▶ [WHAT IS EXPECTED]
Check each line below for the word "content", and copy those that have it.

--- begin SUPPLIED DATA ---

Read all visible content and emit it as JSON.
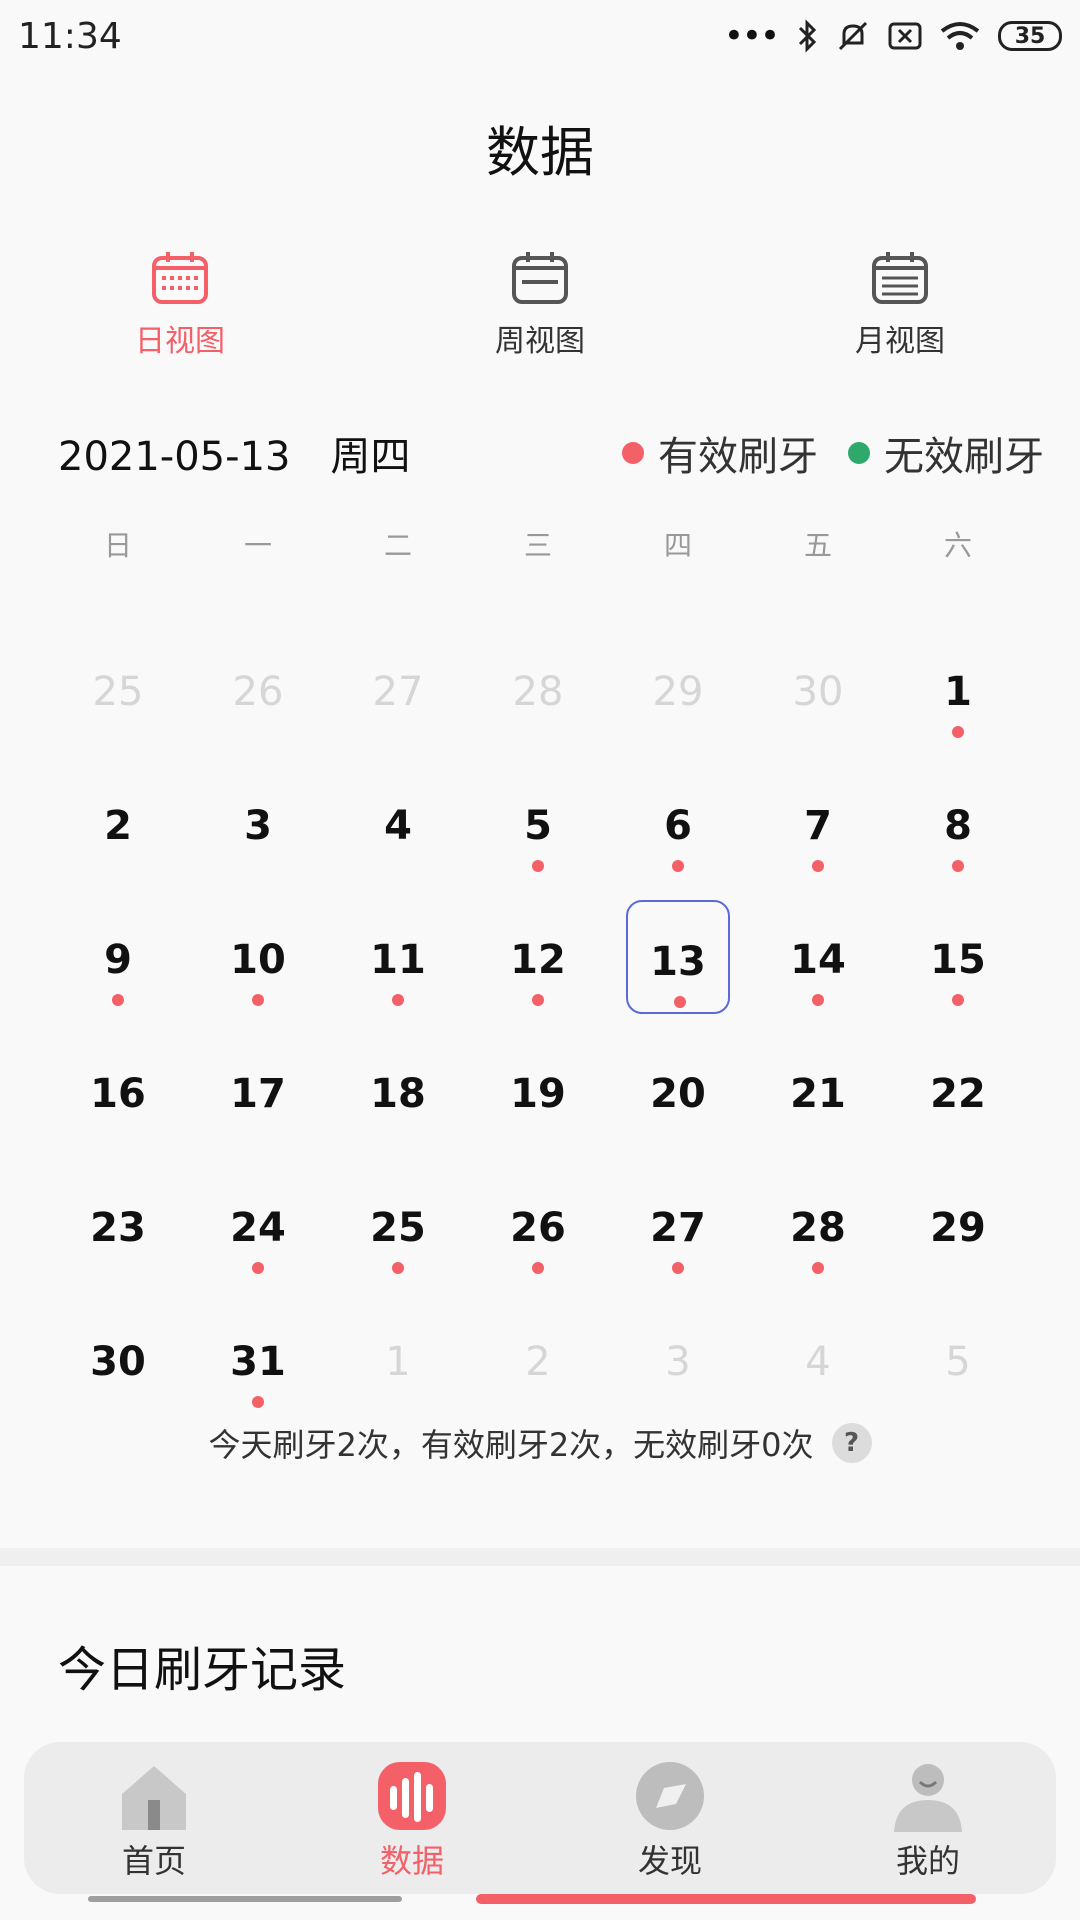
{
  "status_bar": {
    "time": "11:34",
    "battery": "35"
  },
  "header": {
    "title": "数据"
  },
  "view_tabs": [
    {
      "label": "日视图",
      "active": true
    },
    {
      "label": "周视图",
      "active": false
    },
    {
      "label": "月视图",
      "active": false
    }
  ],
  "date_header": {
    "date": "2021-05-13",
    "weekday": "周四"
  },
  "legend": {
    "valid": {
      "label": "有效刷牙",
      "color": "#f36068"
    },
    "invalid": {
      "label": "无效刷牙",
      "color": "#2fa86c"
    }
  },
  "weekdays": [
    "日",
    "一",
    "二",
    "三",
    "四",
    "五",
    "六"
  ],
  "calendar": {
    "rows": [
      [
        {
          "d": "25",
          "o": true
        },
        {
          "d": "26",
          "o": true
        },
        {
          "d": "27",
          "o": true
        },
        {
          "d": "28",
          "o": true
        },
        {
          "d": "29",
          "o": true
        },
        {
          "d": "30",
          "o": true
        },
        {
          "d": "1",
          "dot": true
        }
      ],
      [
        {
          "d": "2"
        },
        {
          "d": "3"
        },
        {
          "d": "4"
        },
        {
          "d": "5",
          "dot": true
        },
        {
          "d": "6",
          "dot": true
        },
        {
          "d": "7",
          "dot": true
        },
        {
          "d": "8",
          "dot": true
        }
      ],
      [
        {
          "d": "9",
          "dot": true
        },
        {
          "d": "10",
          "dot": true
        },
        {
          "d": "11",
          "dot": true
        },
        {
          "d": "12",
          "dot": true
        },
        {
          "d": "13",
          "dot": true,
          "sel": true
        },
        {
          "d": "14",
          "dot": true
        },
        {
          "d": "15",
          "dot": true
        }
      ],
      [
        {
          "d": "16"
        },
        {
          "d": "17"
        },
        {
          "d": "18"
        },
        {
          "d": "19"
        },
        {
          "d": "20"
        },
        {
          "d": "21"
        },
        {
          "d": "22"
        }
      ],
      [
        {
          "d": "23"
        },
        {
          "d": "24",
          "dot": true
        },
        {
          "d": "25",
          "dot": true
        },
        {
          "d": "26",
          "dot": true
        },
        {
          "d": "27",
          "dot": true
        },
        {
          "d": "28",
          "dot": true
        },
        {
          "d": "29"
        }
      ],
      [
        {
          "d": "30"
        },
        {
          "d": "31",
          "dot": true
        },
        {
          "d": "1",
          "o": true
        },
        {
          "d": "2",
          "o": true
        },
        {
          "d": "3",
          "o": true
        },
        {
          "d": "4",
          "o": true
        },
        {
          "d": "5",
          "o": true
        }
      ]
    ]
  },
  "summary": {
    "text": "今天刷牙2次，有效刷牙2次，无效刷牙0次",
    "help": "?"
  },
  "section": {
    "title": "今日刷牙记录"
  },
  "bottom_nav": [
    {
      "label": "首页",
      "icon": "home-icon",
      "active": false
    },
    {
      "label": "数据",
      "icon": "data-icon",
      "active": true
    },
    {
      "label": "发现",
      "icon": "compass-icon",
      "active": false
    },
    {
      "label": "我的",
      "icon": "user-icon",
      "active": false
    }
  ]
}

--- end SUPPLIED DATA ---
--- begin SUPPLIED DATA ---

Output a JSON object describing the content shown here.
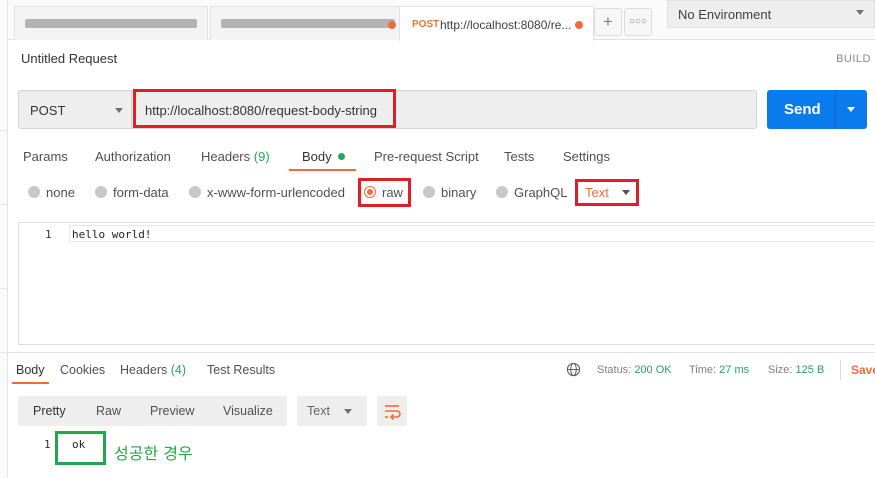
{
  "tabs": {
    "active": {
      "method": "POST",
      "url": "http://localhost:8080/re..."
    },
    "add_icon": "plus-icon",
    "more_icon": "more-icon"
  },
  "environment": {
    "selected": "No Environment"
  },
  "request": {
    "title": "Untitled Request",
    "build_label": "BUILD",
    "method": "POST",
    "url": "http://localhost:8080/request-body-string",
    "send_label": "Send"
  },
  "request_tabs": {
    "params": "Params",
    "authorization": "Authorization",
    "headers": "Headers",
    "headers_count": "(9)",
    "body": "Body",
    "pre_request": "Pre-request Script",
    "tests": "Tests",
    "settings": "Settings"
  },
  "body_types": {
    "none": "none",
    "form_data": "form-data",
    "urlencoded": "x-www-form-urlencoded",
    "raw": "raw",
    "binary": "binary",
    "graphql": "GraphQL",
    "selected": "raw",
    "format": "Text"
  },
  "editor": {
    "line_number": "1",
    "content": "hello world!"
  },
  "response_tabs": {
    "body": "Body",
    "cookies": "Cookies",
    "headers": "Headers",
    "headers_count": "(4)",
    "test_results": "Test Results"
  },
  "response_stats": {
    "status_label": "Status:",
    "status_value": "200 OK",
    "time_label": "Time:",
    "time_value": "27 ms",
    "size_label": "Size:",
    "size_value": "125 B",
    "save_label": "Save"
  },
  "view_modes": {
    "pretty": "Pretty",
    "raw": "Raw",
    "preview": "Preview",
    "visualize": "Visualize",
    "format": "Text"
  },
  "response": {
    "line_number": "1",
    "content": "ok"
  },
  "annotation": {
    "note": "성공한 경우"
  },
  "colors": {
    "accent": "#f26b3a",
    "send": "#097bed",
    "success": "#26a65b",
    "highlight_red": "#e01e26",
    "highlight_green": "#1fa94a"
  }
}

--- end SUPPLIED DATA ---
--- begin SUPPLIED DATA ---

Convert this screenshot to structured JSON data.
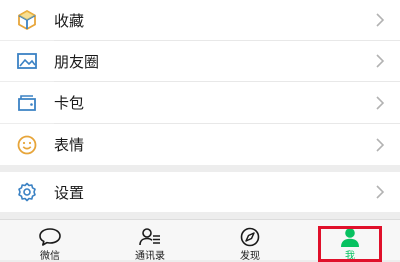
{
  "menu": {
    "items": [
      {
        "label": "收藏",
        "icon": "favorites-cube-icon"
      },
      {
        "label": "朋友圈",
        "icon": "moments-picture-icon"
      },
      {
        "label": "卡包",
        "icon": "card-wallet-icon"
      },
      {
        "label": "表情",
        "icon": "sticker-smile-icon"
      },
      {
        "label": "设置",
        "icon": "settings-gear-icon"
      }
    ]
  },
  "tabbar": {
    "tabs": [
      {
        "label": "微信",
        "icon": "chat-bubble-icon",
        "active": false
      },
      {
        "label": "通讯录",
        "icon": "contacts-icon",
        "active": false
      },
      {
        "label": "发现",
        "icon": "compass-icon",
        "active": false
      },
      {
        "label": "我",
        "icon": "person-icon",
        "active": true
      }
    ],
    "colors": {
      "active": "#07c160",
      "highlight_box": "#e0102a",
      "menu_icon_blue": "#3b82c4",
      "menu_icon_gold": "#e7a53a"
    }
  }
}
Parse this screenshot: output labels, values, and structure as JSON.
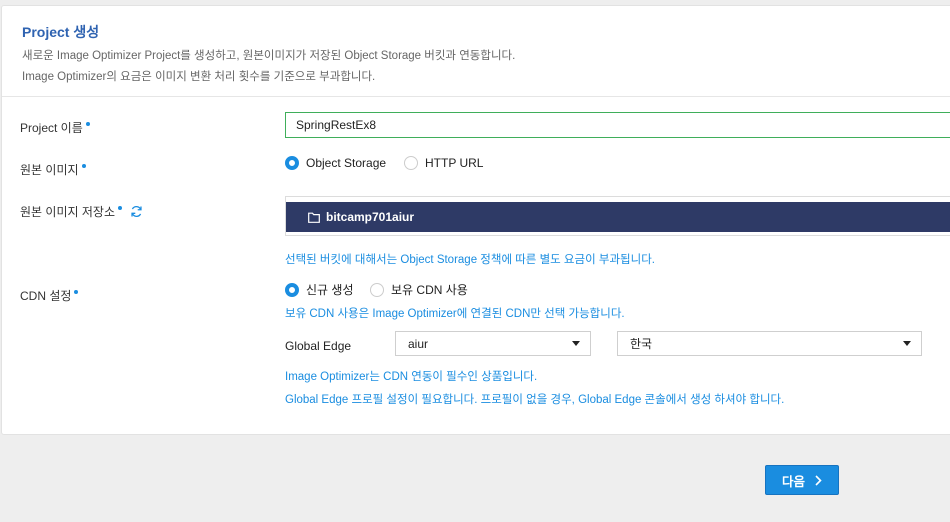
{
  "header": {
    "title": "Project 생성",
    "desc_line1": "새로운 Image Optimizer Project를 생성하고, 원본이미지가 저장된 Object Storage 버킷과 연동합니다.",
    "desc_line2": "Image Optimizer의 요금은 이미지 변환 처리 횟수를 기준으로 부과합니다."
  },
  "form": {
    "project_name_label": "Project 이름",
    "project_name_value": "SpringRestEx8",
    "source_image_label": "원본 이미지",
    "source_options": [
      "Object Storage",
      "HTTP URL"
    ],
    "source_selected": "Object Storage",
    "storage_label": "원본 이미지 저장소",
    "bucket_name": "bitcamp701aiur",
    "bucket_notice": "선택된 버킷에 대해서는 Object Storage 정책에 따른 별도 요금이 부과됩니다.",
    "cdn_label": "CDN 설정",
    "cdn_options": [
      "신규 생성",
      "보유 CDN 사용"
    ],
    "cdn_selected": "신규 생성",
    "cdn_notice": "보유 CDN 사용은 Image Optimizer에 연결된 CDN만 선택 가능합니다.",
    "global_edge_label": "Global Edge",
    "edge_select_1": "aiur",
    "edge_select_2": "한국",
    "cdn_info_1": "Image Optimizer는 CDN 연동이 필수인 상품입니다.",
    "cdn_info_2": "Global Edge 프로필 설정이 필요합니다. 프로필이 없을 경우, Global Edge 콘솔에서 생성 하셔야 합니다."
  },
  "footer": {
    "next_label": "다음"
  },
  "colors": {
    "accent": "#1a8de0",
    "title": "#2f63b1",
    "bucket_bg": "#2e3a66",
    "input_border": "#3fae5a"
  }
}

--- end SUPPLIED DATA ---

▶ [RESPONSE FOR THIS EXERCISE]
Read all visible content and emit it as JSON.
Output a JSON object describing the content shown here.
    "content": "hello world!"
    "content": "ok"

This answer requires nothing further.